-- Given information --

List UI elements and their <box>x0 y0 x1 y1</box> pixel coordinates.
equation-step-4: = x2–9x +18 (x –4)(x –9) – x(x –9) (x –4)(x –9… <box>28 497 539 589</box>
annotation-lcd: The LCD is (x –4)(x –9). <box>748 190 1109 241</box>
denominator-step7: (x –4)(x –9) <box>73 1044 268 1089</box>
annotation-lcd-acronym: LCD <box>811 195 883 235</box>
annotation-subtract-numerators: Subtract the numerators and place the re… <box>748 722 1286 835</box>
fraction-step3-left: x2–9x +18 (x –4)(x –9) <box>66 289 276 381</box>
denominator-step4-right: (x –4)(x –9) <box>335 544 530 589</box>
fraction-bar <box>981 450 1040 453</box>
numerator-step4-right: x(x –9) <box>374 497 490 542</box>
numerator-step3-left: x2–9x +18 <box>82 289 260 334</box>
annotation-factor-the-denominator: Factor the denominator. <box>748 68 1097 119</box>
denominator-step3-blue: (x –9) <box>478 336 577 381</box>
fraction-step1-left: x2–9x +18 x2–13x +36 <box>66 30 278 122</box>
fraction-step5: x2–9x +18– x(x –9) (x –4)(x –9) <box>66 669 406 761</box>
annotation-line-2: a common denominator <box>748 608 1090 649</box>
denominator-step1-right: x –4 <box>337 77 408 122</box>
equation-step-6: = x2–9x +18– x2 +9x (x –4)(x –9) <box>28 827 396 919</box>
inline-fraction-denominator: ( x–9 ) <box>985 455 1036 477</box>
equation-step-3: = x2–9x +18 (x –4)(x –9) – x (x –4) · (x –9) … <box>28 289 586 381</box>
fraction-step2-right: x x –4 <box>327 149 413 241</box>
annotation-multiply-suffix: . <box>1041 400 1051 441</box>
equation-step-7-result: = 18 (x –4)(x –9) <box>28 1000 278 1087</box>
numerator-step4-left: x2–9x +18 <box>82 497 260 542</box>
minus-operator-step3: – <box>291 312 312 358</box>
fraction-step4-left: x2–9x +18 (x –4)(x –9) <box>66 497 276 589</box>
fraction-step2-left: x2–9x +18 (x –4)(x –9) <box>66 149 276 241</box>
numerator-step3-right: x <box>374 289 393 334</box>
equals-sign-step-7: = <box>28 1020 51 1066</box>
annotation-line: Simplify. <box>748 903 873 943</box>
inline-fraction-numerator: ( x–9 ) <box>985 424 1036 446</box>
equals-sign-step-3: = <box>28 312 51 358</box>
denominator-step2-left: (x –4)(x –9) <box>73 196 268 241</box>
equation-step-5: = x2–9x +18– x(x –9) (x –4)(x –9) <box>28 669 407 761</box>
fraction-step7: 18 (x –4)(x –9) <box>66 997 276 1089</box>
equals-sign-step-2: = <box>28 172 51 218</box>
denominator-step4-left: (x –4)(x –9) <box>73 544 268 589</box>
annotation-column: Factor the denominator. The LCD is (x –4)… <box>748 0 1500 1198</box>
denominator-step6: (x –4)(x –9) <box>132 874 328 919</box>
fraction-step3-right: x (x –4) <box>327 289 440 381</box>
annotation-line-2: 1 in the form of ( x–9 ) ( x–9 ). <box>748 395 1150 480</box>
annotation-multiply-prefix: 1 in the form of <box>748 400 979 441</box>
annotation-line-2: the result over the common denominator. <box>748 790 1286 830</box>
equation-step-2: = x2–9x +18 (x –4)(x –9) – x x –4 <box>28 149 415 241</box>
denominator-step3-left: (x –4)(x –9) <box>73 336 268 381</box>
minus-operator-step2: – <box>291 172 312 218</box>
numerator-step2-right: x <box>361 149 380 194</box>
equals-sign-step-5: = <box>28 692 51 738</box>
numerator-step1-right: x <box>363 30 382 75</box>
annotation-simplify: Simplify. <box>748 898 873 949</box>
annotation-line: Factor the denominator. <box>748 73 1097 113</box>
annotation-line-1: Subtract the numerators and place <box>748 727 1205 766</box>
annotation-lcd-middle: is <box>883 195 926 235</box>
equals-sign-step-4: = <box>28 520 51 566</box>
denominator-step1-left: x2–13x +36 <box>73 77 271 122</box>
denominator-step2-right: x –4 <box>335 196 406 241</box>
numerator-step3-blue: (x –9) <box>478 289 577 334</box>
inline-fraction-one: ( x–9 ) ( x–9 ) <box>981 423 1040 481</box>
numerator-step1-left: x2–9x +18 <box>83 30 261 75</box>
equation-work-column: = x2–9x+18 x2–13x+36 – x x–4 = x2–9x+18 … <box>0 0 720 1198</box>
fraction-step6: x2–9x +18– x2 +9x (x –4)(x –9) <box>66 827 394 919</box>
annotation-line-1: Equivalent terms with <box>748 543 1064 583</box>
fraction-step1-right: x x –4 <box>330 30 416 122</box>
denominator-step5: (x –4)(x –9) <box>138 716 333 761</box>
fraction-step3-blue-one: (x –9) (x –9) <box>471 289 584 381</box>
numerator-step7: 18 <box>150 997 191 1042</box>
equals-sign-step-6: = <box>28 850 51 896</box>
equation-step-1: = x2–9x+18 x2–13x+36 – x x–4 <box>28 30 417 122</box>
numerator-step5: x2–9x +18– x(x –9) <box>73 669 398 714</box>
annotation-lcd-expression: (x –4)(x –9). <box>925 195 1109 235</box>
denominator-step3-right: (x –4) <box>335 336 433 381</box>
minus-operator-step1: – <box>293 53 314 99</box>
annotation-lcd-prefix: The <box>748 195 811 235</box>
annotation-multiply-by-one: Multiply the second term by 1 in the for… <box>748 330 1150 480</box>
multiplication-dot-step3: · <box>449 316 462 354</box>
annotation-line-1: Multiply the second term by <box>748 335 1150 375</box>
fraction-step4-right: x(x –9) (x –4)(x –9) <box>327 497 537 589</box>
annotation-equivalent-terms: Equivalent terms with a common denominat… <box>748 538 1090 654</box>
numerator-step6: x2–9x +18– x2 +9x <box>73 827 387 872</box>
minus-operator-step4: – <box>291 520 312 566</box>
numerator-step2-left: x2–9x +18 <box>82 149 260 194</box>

-- What is expected --
Recast the records as a Markdown table with the columns "No." and "Entry", starting at the first line and ending at the line that contains "annotation-lcd-acronym: LCD <box>811", both included. Number each line in order and leave out any blank lines.

-- Task solution --
| No. | Entry |
|---|---|
| 1 | List UI elements and their <box>x0 y0 x1 y1</box> pixel coordinates. |
| 2 | equation-step-4: = x2–9x +18 (x –4)(x –9) – x(x –9) (x –4)(x –9… <box>28 497 539 589</box> |
| 3 | annotation-lcd: The LCD is (x –4)(x –9). <box>748 190 1109 241</box> |
| 4 | denominator-step7: (x –4)(x –9) <box>73 1044 268 1089</box> |
| 5 | annotation-lcd-acronym: LCD <box>811 195 883 235</box> |